Extracts from a graphics dataset
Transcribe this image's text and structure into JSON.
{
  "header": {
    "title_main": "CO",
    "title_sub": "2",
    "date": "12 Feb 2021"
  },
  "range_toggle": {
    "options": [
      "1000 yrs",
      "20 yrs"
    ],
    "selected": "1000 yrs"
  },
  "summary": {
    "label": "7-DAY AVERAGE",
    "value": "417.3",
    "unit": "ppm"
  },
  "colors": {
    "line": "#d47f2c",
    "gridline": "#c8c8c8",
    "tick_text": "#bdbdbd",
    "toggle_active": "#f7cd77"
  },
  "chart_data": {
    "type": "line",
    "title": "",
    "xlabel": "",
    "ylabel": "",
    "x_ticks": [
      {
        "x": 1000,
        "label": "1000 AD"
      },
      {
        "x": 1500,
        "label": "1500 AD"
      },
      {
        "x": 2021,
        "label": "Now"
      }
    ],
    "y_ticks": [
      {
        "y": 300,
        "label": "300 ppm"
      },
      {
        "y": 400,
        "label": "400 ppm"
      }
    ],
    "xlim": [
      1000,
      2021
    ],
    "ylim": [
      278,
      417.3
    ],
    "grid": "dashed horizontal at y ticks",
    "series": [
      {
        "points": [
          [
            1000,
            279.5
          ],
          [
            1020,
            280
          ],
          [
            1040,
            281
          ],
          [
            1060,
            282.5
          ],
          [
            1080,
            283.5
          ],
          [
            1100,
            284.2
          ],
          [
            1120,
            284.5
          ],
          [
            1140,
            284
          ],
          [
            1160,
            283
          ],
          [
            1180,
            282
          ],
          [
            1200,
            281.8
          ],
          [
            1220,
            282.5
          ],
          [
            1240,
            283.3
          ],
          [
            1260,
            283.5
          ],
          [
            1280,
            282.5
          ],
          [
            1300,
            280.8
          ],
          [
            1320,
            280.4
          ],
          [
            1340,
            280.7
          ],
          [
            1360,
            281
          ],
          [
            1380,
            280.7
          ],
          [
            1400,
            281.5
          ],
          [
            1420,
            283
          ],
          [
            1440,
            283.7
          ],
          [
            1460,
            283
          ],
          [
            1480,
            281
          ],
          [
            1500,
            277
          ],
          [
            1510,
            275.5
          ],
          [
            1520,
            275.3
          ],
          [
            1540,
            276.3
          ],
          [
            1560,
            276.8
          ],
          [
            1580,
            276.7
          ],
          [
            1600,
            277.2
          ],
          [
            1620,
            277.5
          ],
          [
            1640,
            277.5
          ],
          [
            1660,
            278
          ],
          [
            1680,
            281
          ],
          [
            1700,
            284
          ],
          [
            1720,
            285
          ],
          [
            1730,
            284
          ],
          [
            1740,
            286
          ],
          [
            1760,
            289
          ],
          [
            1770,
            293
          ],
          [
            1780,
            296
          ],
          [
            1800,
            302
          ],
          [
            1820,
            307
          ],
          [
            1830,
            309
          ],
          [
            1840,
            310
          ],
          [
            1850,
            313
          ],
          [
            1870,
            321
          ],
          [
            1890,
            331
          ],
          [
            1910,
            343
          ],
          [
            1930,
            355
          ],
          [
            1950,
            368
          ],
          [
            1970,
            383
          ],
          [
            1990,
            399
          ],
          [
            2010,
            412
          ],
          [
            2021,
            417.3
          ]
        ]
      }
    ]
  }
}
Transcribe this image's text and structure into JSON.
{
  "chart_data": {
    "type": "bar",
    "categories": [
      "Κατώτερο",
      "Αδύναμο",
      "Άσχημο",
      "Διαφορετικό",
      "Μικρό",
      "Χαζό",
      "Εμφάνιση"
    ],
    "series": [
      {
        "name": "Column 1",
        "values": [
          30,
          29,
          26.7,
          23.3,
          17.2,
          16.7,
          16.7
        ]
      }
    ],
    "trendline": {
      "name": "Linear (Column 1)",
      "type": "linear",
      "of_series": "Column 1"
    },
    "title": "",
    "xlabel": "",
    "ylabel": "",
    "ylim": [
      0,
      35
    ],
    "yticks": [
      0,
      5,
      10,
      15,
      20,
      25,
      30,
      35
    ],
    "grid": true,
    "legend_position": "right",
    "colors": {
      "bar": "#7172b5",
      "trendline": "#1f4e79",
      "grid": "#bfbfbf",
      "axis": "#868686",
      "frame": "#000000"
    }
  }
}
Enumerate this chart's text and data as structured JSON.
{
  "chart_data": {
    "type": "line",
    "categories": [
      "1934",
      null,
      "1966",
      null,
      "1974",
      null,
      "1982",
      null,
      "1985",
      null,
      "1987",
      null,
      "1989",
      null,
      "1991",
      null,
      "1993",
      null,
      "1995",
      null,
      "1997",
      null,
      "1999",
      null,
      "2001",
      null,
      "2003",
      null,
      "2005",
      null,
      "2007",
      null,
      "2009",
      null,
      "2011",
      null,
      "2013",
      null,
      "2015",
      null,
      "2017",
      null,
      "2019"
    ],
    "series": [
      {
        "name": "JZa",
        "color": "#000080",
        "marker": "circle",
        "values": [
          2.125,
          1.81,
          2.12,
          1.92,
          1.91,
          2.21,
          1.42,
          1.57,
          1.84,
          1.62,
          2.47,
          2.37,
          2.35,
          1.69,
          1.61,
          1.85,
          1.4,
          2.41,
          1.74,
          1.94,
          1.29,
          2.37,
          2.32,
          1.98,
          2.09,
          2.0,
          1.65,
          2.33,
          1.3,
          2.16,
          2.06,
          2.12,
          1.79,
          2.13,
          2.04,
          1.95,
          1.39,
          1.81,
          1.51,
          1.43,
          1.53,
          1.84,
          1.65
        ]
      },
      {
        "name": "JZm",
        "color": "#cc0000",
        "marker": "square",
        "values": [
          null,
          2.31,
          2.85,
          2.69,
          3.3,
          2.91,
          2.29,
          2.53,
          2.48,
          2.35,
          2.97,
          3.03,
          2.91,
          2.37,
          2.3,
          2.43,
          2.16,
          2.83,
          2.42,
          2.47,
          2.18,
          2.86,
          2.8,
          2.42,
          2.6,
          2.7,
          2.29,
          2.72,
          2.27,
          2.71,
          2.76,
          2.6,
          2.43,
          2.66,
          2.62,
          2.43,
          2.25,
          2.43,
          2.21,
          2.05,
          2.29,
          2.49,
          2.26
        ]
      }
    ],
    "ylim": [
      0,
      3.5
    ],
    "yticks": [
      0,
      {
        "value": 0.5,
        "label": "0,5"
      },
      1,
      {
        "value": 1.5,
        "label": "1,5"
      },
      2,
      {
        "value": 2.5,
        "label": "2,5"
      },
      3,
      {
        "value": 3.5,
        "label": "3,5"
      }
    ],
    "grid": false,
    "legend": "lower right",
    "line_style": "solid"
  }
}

▶ [DO THIS] Retype the whole listing above exactly.

▶ [ANSWER]
Transcribe this image's text and structure into JSON.
{
  "header": {
    "title_main": "CO",
    "title_sub": "2",
    "date": "12 Feb 2021"
  },
  "range_toggle": {
    "options": [
      "1000 yrs",
      "20 yrs"
    ],
    "selected": "1000 yrs"
  },
  "summary": {
    "label": "7-DAY AVERAGE",
    "value": "417.3",
    "unit": "ppm"
  },
  "colors": {
    "line": "#d47f2c",
    "gridline": "#c8c8c8",
    "tick_text": "#bdbdbd",
    "toggle_active": "#f7cd77"
  },
  "chart_data": {
    "type": "line",
    "title": "",
    "xlabel": "",
    "ylabel": "",
    "x_ticks": [
      {
        "x": 1000,
        "label": "1000 AD"
      },
      {
        "x": 1500,
        "label": "1500 AD"
      },
      {
        "x": 2021,
        "label": "Now"
      }
    ],
    "y_ticks": [
      {
        "y": 300,
        "label": "300 ppm"
      },
      {
        "y": 400,
        "label": "400 ppm"
      }
    ],
    "xlim": [
      1000,
      2021
    ],
    "ylim": [
      278,
      417.3
    ],
    "grid": "dashed horizontal at y ticks",
    "series": [
      {
        "points": [
          [
            1000,
            279.5
          ],
          [
            1020,
            280
          ],
          [
            1040,
            281
          ],
          [
            1060,
            282.5
          ],
          [
            1080,
            283.5
          ],
          [
            1100,
            284.2
          ],
          [
            1120,
            284.5
          ],
          [
            1140,
            284
          ],
          [
            1160,
            283
          ],
          [
            1180,
            282
          ],
          [
            1200,
            281.8
          ],
          [
            1220,
            282.5
          ],
          [
            1240,
            283.3
          ],
          [
            1260,
            283.5
          ],
          [
            1280,
            282.5
          ],
          [
            1300,
            280.8
          ],
          [
            1320,
            280.4
          ],
          [
            1340,
            280.7
          ],
          [
            1360,
            281
          ],
          [
            1380,
            280.7
          ],
          [
            1400,
            281.5
          ],
          [
            1420,
            283
          ],
          [
            1440,
            283.7
          ],
          [
            1460,
            283
          ],
          [
            1480,
            281
          ],
          [
            1500,
            277
          ],
          [
            1510,
            275.5
          ],
          [
            1520,
            275.3
          ],
          [
            1540,
            276.3
          ],
          [
            1560,
            276.8
          ],
          [
            1580,
            276.7
          ],
          [
            1600,
            277.2
          ],
          [
            1620,
            277.5
          ],
          [
            1640,
            277.5
          ],
          [
            1660,
            278
          ],
          [
            1680,
            281
          ],
          [
            1700,
            284
          ],
          [
            1720,
            285
          ],
          [
            1730,
            284
          ],
          [
            1740,
            286
          ],
          [
            1760,
            289
          ],
          [
            1770,
            293
          ],
          [
            1780,
            296
          ],
          [
            1800,
            302
          ],
          [
            1820,
            307
          ],
          [
            1830,
            309
          ],
          [
            1840,
            310
          ],
          [
            1850,
            313
          ],
          [
            1870,
            321
          ],
          [
            1890,
            331
          ],
          [
            1910,
            343
          ],
          [
            1930,
            355
          ],
          [
            1950,
            368
          ],
          [
            1970,
            383
          ],
          [
            1990,
            399
          ],
          [
            2010,
            412
          ],
          [
            2021,
            417.3
          ]
        ]
      }
    ]
  }
}
Transcribe this image's text and structure into JSON.
{
  "chart_data": {
    "type": "bar",
    "categories": [
      "Κατώτερο",
      "Αδύναμο",
      "Άσχημο",
      "Διαφορετικό",
      "Μικρό",
      "Χαζό",
      "Εμφάνιση"
    ],
    "series": [
      {
        "name": "Column 1",
        "values": [
          30,
          29,
          26.7,
          23.3,
          17.2,
          16.7,
          16.7
        ]
      }
    ],
    "trendline": {
      "name": "Linear (Column 1)",
      "type": "linear",
      "of_series": "Column 1"
    },
    "title": "",
    "xlabel": "",
    "ylabel": "",
    "ylim": [
      0,
      35
    ],
    "yticks": [
      0,
      5,
      10,
      15,
      20,
      25,
      30,
      35
    ],
    "grid": true,
    "legend_position": "right",
    "colors": {
      "bar": "#7172b5",
      "trendline": "#1f4e79",
      "grid": "#bfbfbf",
      "axis": "#868686",
      "frame": "#000000"
    }
  }
}
Enumerate this chart's text and data as structured JSON.
{
  "chart_data": {
    "type": "line",
    "categories": [
      "1934",
      null,
      "1966",
      null,
      "1974",
      null,
      "1982",
      null,
      "1985",
      null,
      "1987",
      null,
      "1989",
      null,
      "1991",
      null,
      "1993",
      null,
      "1995",
      null,
      "1997",
      null,
      "1999",
      null,
      "2001",
      null,
      "2003",
      null,
      "2005",
      null,
      "2007",
      null,
      "2009",
      null,
      "2011",
      null,
      "2013",
      null,
      "2015",
      null,
      "2017",
      null,
      "2019"
    ],
    "series": [
      {
        "name": "JZa",
        "color": "#000080",
        "marker": "circle",
        "values": [
          2.125,
          1.81,
          2.12,
          1.92,
          1.91,
          2.21,
          1.42,
          1.57,
          1.84,
          1.62,
          2.47,
          2.37,
          2.35,
          1.69,
          1.61,
          1.85,
          1.4,
          2.41,
          1.74,
          1.94,
          1.29,
          2.37,
          2.32,
          1.98,
          2.09,
          2.0,
          1.65,
          2.33,
          1.3,
          2.16,
          2.06,
          2.12,
          1.79,
          2.13,
          2.04,
          1.95,
          1.39,
          1.81,
          1.51,
          1.43,
          1.53,
          1.84,
          1.65
        ]
      },
      {
        "name": "JZm",
        "color": "#cc0000",
        "marker": "square",
        "values": [
          null,
          2.31,
          2.85,
          2.69,
          3.3,
          2.91,
          2.29,
          2.53,
          2.48,
          2.35,
          2.97,
          3.03,
          2.91,
          2.37,
          2.3,
          2.43,
          2.16,
          2.83,
          2.42,
          2.47,
          2.18,
          2.86,
          2.8,
          2.42,
          2.6,
          2.7,
          2.29,
          2.72,
          2.27,
          2.71,
          2.76,
          2.6,
          2.43,
          2.66,
          2.62,
          2.43,
          2.25,
          2.43,
          2.21,
          2.05,
          2.29,
          2.49,
          2.26
        ]
      }
    ],
    "ylim": [
      0,
      3.5
    ],
    "yticks": [
      0,
      {
        "value": 0.5,
        "label": "0,5"
      },
      1,
      {
        "value": 1.5,
        "label": "1,5"
      },
      2,
      {
        "value": 2.5,
        "label": "2,5"
      },
      3,
      {
        "value": 3.5,
        "label": "3,5"
      }
    ],
    "grid": false,
    "legend": "lower right",
    "line_style": "solid"
  }
}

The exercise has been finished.